TASK TO COMPLETE:
Please list all lines of the material below in which the string "this" occurs.

** Start DATASET RECORDS **

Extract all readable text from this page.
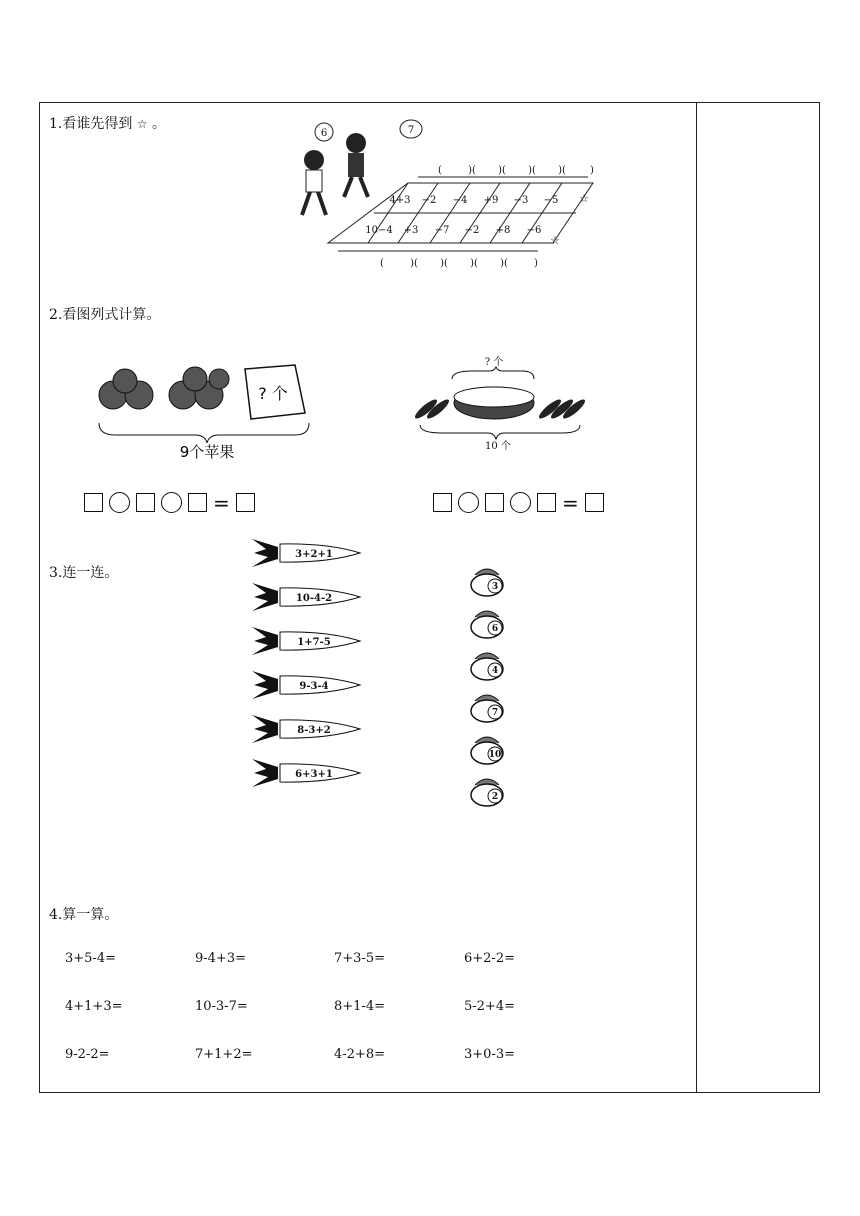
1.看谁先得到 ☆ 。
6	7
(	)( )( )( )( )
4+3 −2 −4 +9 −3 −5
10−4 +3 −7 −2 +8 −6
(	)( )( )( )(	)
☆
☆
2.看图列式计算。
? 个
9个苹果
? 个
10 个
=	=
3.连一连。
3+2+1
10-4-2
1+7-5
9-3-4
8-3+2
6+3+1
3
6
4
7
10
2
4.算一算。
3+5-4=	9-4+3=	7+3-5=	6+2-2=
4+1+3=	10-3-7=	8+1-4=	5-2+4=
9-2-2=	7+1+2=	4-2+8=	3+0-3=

** End DATASET RECORDS **
** Start DATASET RECORDS **

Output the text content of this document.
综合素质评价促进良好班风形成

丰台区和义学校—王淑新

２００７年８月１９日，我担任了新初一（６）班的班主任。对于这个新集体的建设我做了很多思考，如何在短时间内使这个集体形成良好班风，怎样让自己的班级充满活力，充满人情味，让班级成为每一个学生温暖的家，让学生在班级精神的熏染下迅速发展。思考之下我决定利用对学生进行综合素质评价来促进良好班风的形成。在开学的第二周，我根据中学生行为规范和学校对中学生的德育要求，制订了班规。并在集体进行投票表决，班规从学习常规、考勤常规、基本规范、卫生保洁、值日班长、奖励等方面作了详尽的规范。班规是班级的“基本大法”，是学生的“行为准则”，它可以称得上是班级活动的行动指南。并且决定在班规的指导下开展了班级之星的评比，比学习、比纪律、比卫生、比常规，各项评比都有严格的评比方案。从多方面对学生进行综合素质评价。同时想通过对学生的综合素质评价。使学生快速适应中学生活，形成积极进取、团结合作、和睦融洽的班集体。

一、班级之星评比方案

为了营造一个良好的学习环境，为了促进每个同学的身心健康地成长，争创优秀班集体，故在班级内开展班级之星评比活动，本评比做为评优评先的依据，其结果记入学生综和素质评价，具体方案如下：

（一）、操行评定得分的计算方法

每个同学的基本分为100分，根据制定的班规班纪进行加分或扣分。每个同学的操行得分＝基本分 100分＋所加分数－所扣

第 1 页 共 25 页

** End DATASET RECORDS **

TASK RESPONSE:
Extract all readable text from this page.
Output the text content of this document.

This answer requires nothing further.